Every record below is to be retyped exactly.

- **Extracted data**:

◇ ◇ ◇

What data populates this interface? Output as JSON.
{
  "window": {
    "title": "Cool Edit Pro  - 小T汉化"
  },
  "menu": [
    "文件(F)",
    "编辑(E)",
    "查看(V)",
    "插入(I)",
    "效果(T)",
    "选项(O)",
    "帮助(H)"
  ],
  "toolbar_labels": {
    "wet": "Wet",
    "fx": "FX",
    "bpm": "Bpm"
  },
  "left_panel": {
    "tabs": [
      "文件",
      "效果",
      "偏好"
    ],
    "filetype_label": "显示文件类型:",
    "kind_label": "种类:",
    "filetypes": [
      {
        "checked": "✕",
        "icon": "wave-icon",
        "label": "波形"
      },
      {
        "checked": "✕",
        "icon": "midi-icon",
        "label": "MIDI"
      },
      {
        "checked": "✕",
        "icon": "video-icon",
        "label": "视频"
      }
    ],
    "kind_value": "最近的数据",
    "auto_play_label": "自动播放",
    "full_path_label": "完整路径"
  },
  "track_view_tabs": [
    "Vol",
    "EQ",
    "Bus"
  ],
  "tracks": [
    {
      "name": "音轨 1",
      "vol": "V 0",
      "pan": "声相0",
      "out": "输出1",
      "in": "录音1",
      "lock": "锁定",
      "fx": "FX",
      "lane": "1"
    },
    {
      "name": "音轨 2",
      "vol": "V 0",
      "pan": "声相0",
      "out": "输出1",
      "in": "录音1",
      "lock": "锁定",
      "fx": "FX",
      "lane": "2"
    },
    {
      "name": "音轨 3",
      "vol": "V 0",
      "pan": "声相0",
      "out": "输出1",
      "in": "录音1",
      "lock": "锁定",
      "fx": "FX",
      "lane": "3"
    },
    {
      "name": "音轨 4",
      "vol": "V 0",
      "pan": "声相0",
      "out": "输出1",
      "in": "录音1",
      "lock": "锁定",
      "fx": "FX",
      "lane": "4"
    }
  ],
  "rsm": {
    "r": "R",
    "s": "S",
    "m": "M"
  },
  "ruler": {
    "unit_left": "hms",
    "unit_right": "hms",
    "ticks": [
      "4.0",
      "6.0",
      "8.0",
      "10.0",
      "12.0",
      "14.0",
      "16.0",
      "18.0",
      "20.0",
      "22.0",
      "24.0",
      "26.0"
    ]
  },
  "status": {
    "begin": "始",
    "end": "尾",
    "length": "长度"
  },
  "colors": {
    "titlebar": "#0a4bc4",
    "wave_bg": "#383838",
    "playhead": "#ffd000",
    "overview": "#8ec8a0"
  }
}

◇ ◇ ◇

- **Task result**:
What data populates this interface? Output as JSON.
{
  "window": {
    "title": "Cool Edit Pro  - 小T汉化"
  },
  "menu": [
    "文件(F)",
    "编辑(E)",
    "查看(V)",
    "插入(I)",
    "效果(T)",
    "选项(O)",
    "帮助(H)"
  ],
  "toolbar_labels": {
    "wet": "Wet",
    "fx": "FX",
    "bpm": "Bpm"
  },
  "left_panel": {
    "tabs": [
      "文件",
      "效果",
      "偏好"
    ],
    "filetype_label": "显示文件类型:",
    "kind_label": "种类:",
    "filetypes": [
      {
        "checked": "✕",
        "icon": "wave-icon",
        "label": "波形"
      },
      {
        "checked": "✕",
        "icon": "midi-icon",
        "label": "MIDI"
      },
      {
        "checked": "✕",
        "icon": "video-icon",
        "label": "视频"
      }
    ],
    "kind_value": "最近的数据",
    "auto_play_label": "自动播放",
    "full_path_label": "完整路径"
  },
  "track_view_tabs": [
    "Vol",
    "EQ",
    "Bus"
  ],
  "tracks": [
    {
      "name": "音轨 1",
      "vol": "V 0",
      "pan": "声相0",
      "out": "输出1",
      "in": "录音1",
      "lock": "锁定",
      "fx": "FX",
      "lane": "1"
    },
    {
      "name": "音轨 2",
      "vol": "V 0",
      "pan": "声相0",
      "out": "输出1",
      "in": "录音1",
      "lock": "锁定",
      "fx": "FX",
      "lane": "2"
    },
    {
      "name": "音轨 3",
      "vol": "V 0",
      "pan": "声相0",
      "out": "输出1",
      "in": "录音1",
      "lock": "锁定",
      "fx": "FX",
      "lane": "3"
    },
    {
      "name": "音轨 4",
      "vol": "V 0",
      "pan": "声相0",
      "out": "输出1",
      "in": "录音1",
      "lock": "锁定",
      "fx": "FX",
      "lane": "4"
    }
  ],
  "rsm": {
    "r": "R",
    "s": "S",
    "m": "M"
  },
  "ruler": {
    "unit_left": "hms",
    "unit_right": "hms",
    "ticks": [
      "4.0",
      "6.0",
      "8.0",
      "10.0",
      "12.0",
      "14.0",
      "16.0",
      "18.0",
      "20.0",
      "22.0",
      "24.0",
      "26.0"
    ]
  },
  "status": {
    "begin": "始",
    "end": "尾",
    "length": "长度"
  },
  "colors": {
    "titlebar": "#0a4bc4",
    "wave_bg": "#383838",
    "playhead": "#ffd000",
    "overview": "#8ec8a0"
  }
}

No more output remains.